Copy out lines with the word "Hörner" from the material that follows.

Part of a data file:
■ ■ ■ ■ ■ ■ ■
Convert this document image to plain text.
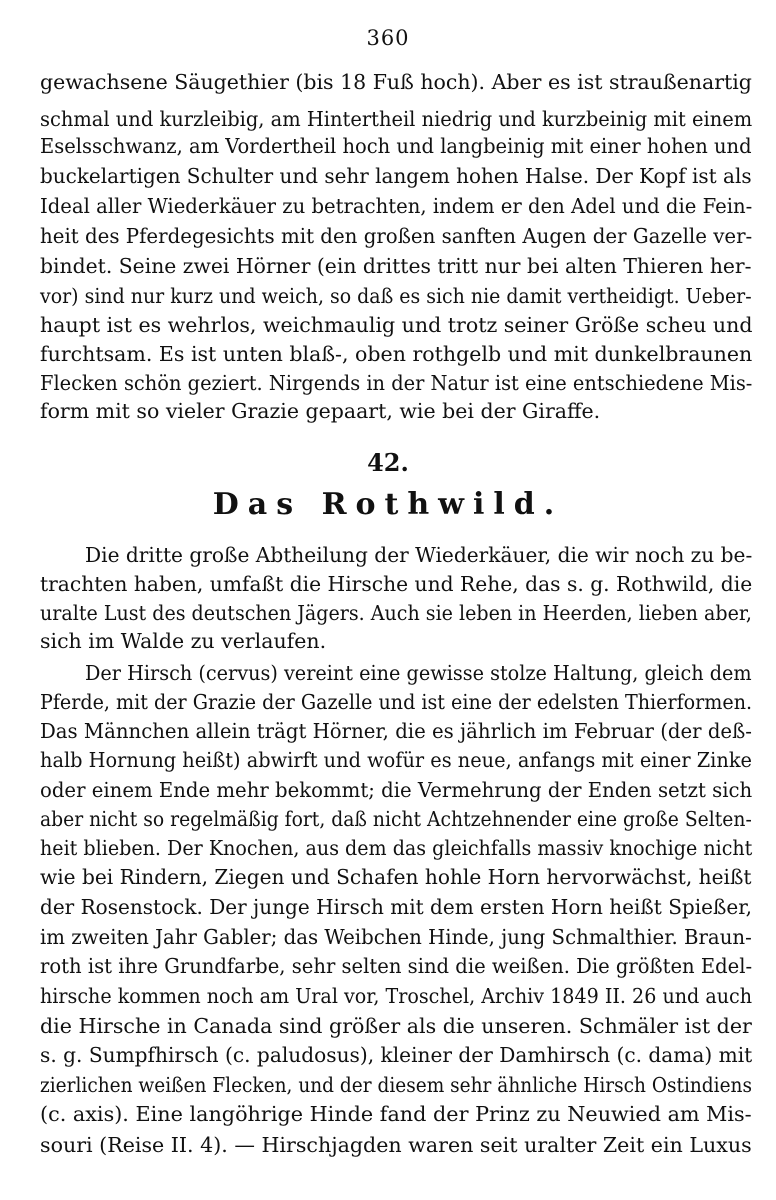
360
gewachsene Säugethier (bis 18 Fuß hoch). Aber es ist straußenartig
schmal und kurzleibig, am Hintertheil niedrig und kurzbeinig mit einem
Eselsschwanz, am Vordertheil hoch und langbeinig mit einer hohen und
buckelartigen Schulter und sehr langem hohen Halse. Der Kopf ist als
Ideal aller Wiederkäuer zu betrachten, indem er den Adel und die Fein-
heit des Pferdegesichts mit den großen sanften Augen der Gazelle ver-
bindet. Seine zwei Hörner (ein drittes tritt nur bei alten Thieren her-
vor) sind nur kurz und weich, so daß es sich nie damit vertheidigt. Ueber-
haupt ist es wehrlos, weichmaulig und trotz seiner Größe scheu und
furchtsam. Es ist unten blaß-, oben rothgelb und mit dunkelbraunen
Flecken schön geziert. Nirgends in der Natur ist eine entschiedene Mis-
form mit so vieler Grazie gepaart, wie bei der Giraffe.
42.
Das Rothwild.
Die dritte große Abtheilung der Wiederkäuer, die wir noch zu be-
trachten haben, umfaßt die Hirsche und Rehe, das s. g. Rothwild, die
uralte Lust des deutschen Jägers. Auch sie leben in Heerden, lieben aber,
sich im Walde zu verlaufen.
Der Hirsch (cervus) vereint eine gewisse stolze Haltung, gleich dem
Pferde, mit der Grazie der Gazelle und ist eine der edelsten Thierformen.
Das Männchen allein trägt Hörner, die es jährlich im Februar (der deß-
halb Hornung heißt) abwirft und wofür es neue, anfangs mit einer Zinke
oder einem Ende mehr bekommt; die Vermehrung der Enden setzt sich
aber nicht so regelmäßig fort, daß nicht Achtzehnender eine große Selten-
heit blieben. Der Knochen, aus dem das gleichfalls massiv knochige nicht
wie bei Rindern, Ziegen und Schafen hohle Horn hervorwächst, heißt
der Rosenstock. Der junge Hirsch mit dem ersten Horn heißt Spießer,
im zweiten Jahr Gabler; das Weibchen Hinde, jung Schmalthier. Braun-
roth ist ihre Grundfarbe, sehr selten sind die weißen. Die größten Edel-
hirsche kommen noch am Ural vor, Troschel, Archiv 1849 II. 26 und auch
die Hirsche in Canada sind größer als die unseren. Schmäler ist der
s. g. Sumpfhirsch (c. paludosus), kleiner der Damhirsch (c. dama) mit
zierlichen weißen Flecken, und der diesem sehr ähnliche Hirsch Ostindiens
(c. axis). Eine langöhrige Hinde fand der Prinz zu Neuwied am Mis-
souri (Reise II. 4). — Hirschjagden waren seit uralter Zeit ein Luxus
■ ■ ■ ■ ■ ■ ■
__FINAL ANSWER__.
bindet. Seine zwei Hörner (ein drittes tritt nur bei alten Thieren her-
Das Männchen allein trägt Hörner, die es jährlich im Februar (der deß-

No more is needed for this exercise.